• **Data for this exercise**:
__________

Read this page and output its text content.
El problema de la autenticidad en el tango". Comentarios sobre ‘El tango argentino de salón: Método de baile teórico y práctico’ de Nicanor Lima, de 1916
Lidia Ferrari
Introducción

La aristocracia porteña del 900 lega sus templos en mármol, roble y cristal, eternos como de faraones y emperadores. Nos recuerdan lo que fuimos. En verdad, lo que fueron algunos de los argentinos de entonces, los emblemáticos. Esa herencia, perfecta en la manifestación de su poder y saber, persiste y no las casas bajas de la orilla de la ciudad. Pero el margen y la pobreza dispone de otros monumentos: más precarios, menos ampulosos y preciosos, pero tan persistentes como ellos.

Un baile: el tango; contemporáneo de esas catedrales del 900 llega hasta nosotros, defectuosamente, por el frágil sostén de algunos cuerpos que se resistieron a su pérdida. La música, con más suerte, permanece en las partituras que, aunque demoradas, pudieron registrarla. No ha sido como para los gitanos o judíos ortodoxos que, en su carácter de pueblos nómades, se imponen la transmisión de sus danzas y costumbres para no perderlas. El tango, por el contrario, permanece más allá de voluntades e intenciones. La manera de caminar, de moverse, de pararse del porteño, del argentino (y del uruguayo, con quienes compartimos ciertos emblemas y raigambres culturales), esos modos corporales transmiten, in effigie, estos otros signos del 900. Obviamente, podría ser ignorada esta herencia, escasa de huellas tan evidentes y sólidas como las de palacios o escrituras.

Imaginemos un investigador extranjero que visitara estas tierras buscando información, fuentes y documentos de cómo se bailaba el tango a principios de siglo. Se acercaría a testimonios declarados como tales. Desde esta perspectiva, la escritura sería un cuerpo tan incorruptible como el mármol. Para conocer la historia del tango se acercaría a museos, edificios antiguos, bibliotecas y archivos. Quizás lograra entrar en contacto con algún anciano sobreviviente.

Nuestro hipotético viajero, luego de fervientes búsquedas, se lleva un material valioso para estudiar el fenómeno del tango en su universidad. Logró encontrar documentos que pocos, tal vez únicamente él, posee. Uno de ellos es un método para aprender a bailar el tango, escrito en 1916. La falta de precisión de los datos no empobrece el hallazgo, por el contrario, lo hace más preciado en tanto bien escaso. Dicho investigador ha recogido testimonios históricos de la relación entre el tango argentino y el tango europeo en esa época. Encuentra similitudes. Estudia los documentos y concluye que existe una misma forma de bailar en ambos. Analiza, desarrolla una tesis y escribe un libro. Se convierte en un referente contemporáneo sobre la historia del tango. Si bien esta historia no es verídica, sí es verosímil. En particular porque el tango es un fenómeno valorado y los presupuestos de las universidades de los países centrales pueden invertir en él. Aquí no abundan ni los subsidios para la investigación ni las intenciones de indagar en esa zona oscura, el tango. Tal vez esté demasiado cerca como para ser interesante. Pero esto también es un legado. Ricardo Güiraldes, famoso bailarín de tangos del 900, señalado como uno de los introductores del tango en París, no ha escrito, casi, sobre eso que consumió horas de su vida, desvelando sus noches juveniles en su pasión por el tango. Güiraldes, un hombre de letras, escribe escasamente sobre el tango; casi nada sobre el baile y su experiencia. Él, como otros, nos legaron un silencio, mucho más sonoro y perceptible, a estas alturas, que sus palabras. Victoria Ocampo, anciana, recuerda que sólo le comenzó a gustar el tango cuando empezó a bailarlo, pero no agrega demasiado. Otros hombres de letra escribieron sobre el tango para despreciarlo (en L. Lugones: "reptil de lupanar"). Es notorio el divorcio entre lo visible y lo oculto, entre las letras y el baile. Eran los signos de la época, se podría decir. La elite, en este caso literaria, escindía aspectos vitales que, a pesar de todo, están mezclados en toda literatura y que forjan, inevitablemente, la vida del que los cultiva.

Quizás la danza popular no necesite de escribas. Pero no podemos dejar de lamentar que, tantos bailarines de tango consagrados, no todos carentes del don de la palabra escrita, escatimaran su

__________

All of the data shown above must be copied exactly.

• **Final answer**:
Read this page and output its text content.
El problema de la autenticidad en el tango". Comentarios sobre ‘El tango argentino de salón: Método de baile teórico y práctico’ de Nicanor Lima, de 1916
Lidia Ferrari
Introducción

La aristocracia porteña del 900 lega sus templos en mármol, roble y cristal, eternos como de faraones y emperadores. Nos recuerdan lo que fuimos. En verdad, lo que fueron algunos de los argentinos de entonces, los emblemáticos. Esa herencia, perfecta en la manifestación de su poder y saber, persiste y no las casas bajas de la orilla de la ciudad. Pero el margen y la pobreza dispone de otros monumentos: más precarios, menos ampulosos y preciosos, pero tan persistentes como ellos.

Un baile: el tango; contemporáneo de esas catedrales del 900 llega hasta nosotros, defectuosamente, por el frágil sostén de algunos cuerpos que se resistieron a su pérdida. La música, con más suerte, permanece en las partituras que, aunque demoradas, pudieron registrarla. No ha sido como para los gitanos o judíos ortodoxos que, en su carácter de pueblos nómades, se imponen la transmisión de sus danzas y costumbres para no perderlas. El tango, por el contrario, permanece más allá de voluntades e intenciones. La manera de caminar, de moverse, de pararse del porteño, del argentino (y del uruguayo, con quienes compartimos ciertos emblemas y raigambres culturales), esos modos corporales transmiten, in effigie, estos otros signos del 900. Obviamente, podría ser ignorada esta herencia, escasa de huellas tan evidentes y sólidas como las de palacios o escrituras.

Imaginemos un investigador extranjero que visitara estas tierras buscando información, fuentes y documentos de cómo se bailaba el tango a principios de siglo. Se acercaría a testimonios declarados como tales. Desde esta perspectiva, la escritura sería un cuerpo tan incorruptible como el mármol. Para conocer la historia del tango se acercaría a museos, edificios antiguos, bibliotecas y archivos. Quizás lograra entrar en contacto con algún anciano sobreviviente.

Nuestro hipotético viajero, luego de fervientes búsquedas, se lleva un material valioso para estudiar el fenómeno del tango en su universidad. Logró encontrar documentos que pocos, tal vez únicamente él, posee. Uno de ellos es un método para aprender a bailar el tango, escrito en 1916. La falta de precisión de los datos no empobrece el hallazgo, por el contrario, lo hace más preciado en tanto bien escaso. Dicho investigador ha recogido testimonios históricos de la relación entre el tango argentino y el tango europeo en esa época. Encuentra similitudes. Estudia los documentos y concluye que existe una misma forma de bailar en ambos. Analiza, desarrolla una tesis y escribe un libro. Se convierte en un referente contemporáneo sobre la historia del tango. Si bien esta historia no es verídica, sí es verosímil. En particular porque el tango es un fenómeno valorado y los presupuestos de las universidades de los países centrales pueden invertir en él. Aquí no abundan ni los subsidios para la investigación ni las intenciones de indagar en esa zona oscura, el tango. Tal vez esté demasiado cerca como para ser interesante. Pero esto también es un legado. Ricardo Güiraldes, famoso bailarín de tangos del 900, señalado como uno de los introductores del tango en París, no ha escrito, casi, sobre eso que consumió horas de su vida, desvelando sus noches juveniles en su pasión por el tango. Güiraldes, un hombre de letras, escribe escasamente sobre el tango; casi nada sobre el baile y su experiencia. Él, como otros, nos legaron un silencio, mucho más sonoro y perceptible, a estas alturas, que sus palabras. Victoria Ocampo, anciana, recuerda que sólo le comenzó a gustar el tango cuando empezó a bailarlo, pero no agrega demasiado. Otros hombres de letra escribieron sobre el tango para despreciarlo (en L. Lugones: "reptil de lupanar"). Es notorio el divorcio entre lo visible y lo oculto, entre las letras y el baile. Eran los signos de la época, se podría decir. La elite, en este caso literaria, escindía aspectos vitales que, a pesar de todo, están mezclados en toda literatura y que forjan, inevitablemente, la vida del que los cultiva.

Quizás la danza popular no necesite de escribas. Pero no podemos dejar de lamentar que, tantos bailarines de tango consagrados, no todos carentes del don de la palabra escrita, escatimaran su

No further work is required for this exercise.